>> start MATERIAL FOR THE TASK

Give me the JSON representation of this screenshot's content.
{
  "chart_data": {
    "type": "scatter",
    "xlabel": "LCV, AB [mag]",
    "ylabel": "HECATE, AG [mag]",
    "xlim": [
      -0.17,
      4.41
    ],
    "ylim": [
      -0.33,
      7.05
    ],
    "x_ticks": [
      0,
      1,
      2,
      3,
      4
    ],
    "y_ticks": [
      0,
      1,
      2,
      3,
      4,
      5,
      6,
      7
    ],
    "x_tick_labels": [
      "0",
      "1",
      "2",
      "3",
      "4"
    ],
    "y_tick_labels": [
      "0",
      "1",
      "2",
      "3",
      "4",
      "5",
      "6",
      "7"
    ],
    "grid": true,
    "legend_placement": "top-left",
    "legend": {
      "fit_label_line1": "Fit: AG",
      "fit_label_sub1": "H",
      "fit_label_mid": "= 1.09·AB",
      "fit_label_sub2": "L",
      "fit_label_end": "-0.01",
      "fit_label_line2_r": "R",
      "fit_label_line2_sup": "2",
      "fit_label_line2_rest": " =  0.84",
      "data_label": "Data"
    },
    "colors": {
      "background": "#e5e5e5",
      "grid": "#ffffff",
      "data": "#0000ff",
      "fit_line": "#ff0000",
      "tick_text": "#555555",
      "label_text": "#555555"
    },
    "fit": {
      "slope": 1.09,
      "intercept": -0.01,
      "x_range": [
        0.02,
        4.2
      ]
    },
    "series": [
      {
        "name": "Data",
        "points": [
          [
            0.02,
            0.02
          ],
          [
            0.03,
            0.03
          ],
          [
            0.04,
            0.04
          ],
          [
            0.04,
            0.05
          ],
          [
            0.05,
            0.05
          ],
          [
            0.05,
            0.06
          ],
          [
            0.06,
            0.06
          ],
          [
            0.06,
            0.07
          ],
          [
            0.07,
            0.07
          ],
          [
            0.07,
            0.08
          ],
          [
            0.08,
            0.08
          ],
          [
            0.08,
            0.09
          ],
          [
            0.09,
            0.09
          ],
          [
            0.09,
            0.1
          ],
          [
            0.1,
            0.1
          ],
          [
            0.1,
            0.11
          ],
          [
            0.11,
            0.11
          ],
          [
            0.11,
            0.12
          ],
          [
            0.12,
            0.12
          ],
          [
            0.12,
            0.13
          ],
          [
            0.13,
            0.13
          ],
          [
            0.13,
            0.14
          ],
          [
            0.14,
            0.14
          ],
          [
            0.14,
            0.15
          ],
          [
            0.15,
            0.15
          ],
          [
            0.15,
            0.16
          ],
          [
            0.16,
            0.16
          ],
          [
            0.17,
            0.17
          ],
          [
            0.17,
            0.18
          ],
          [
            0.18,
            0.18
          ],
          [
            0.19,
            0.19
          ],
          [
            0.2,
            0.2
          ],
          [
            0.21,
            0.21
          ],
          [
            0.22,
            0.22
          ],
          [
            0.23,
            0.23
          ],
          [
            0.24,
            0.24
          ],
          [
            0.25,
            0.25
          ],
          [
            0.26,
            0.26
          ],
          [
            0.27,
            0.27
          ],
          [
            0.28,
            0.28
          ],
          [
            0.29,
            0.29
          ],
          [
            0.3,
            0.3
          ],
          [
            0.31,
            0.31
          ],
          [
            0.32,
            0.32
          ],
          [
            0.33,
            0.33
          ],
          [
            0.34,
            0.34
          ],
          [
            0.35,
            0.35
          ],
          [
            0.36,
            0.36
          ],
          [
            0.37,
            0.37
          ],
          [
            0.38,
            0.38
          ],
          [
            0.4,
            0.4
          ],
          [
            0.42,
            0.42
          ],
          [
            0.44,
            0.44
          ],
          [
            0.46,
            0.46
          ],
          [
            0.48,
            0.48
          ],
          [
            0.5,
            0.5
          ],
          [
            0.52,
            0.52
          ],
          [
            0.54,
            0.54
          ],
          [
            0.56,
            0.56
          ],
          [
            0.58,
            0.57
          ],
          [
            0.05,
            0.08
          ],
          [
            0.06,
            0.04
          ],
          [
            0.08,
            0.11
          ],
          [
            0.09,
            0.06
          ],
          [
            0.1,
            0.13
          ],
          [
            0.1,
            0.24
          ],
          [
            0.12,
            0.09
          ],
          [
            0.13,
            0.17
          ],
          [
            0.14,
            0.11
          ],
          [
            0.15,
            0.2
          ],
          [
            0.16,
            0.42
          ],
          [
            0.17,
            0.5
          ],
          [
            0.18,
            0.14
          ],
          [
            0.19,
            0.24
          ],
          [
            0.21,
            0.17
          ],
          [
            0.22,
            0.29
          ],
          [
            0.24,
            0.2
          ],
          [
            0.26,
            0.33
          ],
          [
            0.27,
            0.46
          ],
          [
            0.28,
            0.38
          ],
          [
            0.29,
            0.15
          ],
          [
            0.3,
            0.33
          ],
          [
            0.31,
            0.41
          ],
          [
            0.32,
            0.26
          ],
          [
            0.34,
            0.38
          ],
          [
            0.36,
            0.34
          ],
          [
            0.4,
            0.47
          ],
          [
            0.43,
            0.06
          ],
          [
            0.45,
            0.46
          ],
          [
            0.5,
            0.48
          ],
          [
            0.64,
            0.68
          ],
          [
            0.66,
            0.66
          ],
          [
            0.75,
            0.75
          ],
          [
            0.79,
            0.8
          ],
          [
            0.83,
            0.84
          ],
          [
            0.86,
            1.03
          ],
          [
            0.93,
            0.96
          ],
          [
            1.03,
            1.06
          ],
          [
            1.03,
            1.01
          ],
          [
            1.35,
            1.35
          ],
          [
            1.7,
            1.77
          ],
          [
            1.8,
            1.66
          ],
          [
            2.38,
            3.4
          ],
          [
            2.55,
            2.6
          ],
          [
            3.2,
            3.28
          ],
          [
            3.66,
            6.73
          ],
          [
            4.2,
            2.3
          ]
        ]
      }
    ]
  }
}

>> end MATERIAL FOR THE TASK

- **REQUIREMENTS**:
Copy out the full material exactly as it appears.

- **CORRECT ANSWER**:
Give me the JSON representation of this screenshot's content.
{
  "chart_data": {
    "type": "scatter",
    "xlabel": "LCV, AB [mag]",
    "ylabel": "HECATE, AG [mag]",
    "xlim": [
      -0.17,
      4.41
    ],
    "ylim": [
      -0.33,
      7.05
    ],
    "x_ticks": [
      0,
      1,
      2,
      3,
      4
    ],
    "y_ticks": [
      0,
      1,
      2,
      3,
      4,
      5,
      6,
      7
    ],
    "x_tick_labels": [
      "0",
      "1",
      "2",
      "3",
      "4"
    ],
    "y_tick_labels": [
      "0",
      "1",
      "2",
      "3",
      "4",
      "5",
      "6",
      "7"
    ],
    "grid": true,
    "legend_placement": "top-left",
    "legend": {
      "fit_label_line1": "Fit: AG",
      "fit_label_sub1": "H",
      "fit_label_mid": "= 1.09·AB",
      "fit_label_sub2": "L",
      "fit_label_end": "-0.01",
      "fit_label_line2_r": "R",
      "fit_label_line2_sup": "2",
      "fit_label_line2_rest": " =  0.84",
      "data_label": "Data"
    },
    "colors": {
      "background": "#e5e5e5",
      "grid": "#ffffff",
      "data": "#0000ff",
      "fit_line": "#ff0000",
      "tick_text": "#555555",
      "label_text": "#555555"
    },
    "fit": {
      "slope": 1.09,
      "intercept": -0.01,
      "x_range": [
        0.02,
        4.2
      ]
    },
    "series": [
      {
        "name": "Data",
        "points": [
          [
            0.02,
            0.02
          ],
          [
            0.03,
            0.03
          ],
          [
            0.04,
            0.04
          ],
          [
            0.04,
            0.05
          ],
          [
            0.05,
            0.05
          ],
          [
            0.05,
            0.06
          ],
          [
            0.06,
            0.06
          ],
          [
            0.06,
            0.07
          ],
          [
            0.07,
            0.07
          ],
          [
            0.07,
            0.08
          ],
          [
            0.08,
            0.08
          ],
          [
            0.08,
            0.09
          ],
          [
            0.09,
            0.09
          ],
          [
            0.09,
            0.1
          ],
          [
            0.1,
            0.1
          ],
          [
            0.1,
            0.11
          ],
          [
            0.11,
            0.11
          ],
          [
            0.11,
            0.12
          ],
          [
            0.12,
            0.12
          ],
          [
            0.12,
            0.13
          ],
          [
            0.13,
            0.13
          ],
          [
            0.13,
            0.14
          ],
          [
            0.14,
            0.14
          ],
          [
            0.14,
            0.15
          ],
          [
            0.15,
            0.15
          ],
          [
            0.15,
            0.16
          ],
          [
            0.16,
            0.16
          ],
          [
            0.17,
            0.17
          ],
          [
            0.17,
            0.18
          ],
          [
            0.18,
            0.18
          ],
          [
            0.19,
            0.19
          ],
          [
            0.2,
            0.2
          ],
          [
            0.21,
            0.21
          ],
          [
            0.22,
            0.22
          ],
          [
            0.23,
            0.23
          ],
          [
            0.24,
            0.24
          ],
          [
            0.25,
            0.25
          ],
          [
            0.26,
            0.26
          ],
          [
            0.27,
            0.27
          ],
          [
            0.28,
            0.28
          ],
          [
            0.29,
            0.29
          ],
          [
            0.3,
            0.3
          ],
          [
            0.31,
            0.31
          ],
          [
            0.32,
            0.32
          ],
          [
            0.33,
            0.33
          ],
          [
            0.34,
            0.34
          ],
          [
            0.35,
            0.35
          ],
          [
            0.36,
            0.36
          ],
          [
            0.37,
            0.37
          ],
          [
            0.38,
            0.38
          ],
          [
            0.4,
            0.4
          ],
          [
            0.42,
            0.42
          ],
          [
            0.44,
            0.44
          ],
          [
            0.46,
            0.46
          ],
          [
            0.48,
            0.48
          ],
          [
            0.5,
            0.5
          ],
          [
            0.52,
            0.52
          ],
          [
            0.54,
            0.54
          ],
          [
            0.56,
            0.56
          ],
          [
            0.58,
            0.57
          ],
          [
            0.05,
            0.08
          ],
          [
            0.06,
            0.04
          ],
          [
            0.08,
            0.11
          ],
          [
            0.09,
            0.06
          ],
          [
            0.1,
            0.13
          ],
          [
            0.1,
            0.24
          ],
          [
            0.12,
            0.09
          ],
          [
            0.13,
            0.17
          ],
          [
            0.14,
            0.11
          ],
          [
            0.15,
            0.2
          ],
          [
            0.16,
            0.42
          ],
          [
            0.17,
            0.5
          ],
          [
            0.18,
            0.14
          ],
          [
            0.19,
            0.24
          ],
          [
            0.21,
            0.17
          ],
          [
            0.22,
            0.29
          ],
          [
            0.24,
            0.2
          ],
          [
            0.26,
            0.33
          ],
          [
            0.27,
            0.46
          ],
          [
            0.28,
            0.38
          ],
          [
            0.29,
            0.15
          ],
          [
            0.3,
            0.33
          ],
          [
            0.31,
            0.41
          ],
          [
            0.32,
            0.26
          ],
          [
            0.34,
            0.38
          ],
          [
            0.36,
            0.34
          ],
          [
            0.4,
            0.47
          ],
          [
            0.43,
            0.06
          ],
          [
            0.45,
            0.46
          ],
          [
            0.5,
            0.48
          ],
          [
            0.64,
            0.68
          ],
          [
            0.66,
            0.66
          ],
          [
            0.75,
            0.75
          ],
          [
            0.79,
            0.8
          ],
          [
            0.83,
            0.84
          ],
          [
            0.86,
            1.03
          ],
          [
            0.93,
            0.96
          ],
          [
            1.03,
            1.06
          ],
          [
            1.03,
            1.01
          ],
          [
            1.35,
            1.35
          ],
          [
            1.7,
            1.77
          ],
          [
            1.8,
            1.66
          ],
          [
            2.38,
            3.4
          ],
          [
            2.55,
            2.6
          ],
          [
            3.2,
            3.28
          ],
          [
            3.66,
            6.73
          ],
          [
            4.2,
            2.3
          ]
        ]
      }
    ]
  }
}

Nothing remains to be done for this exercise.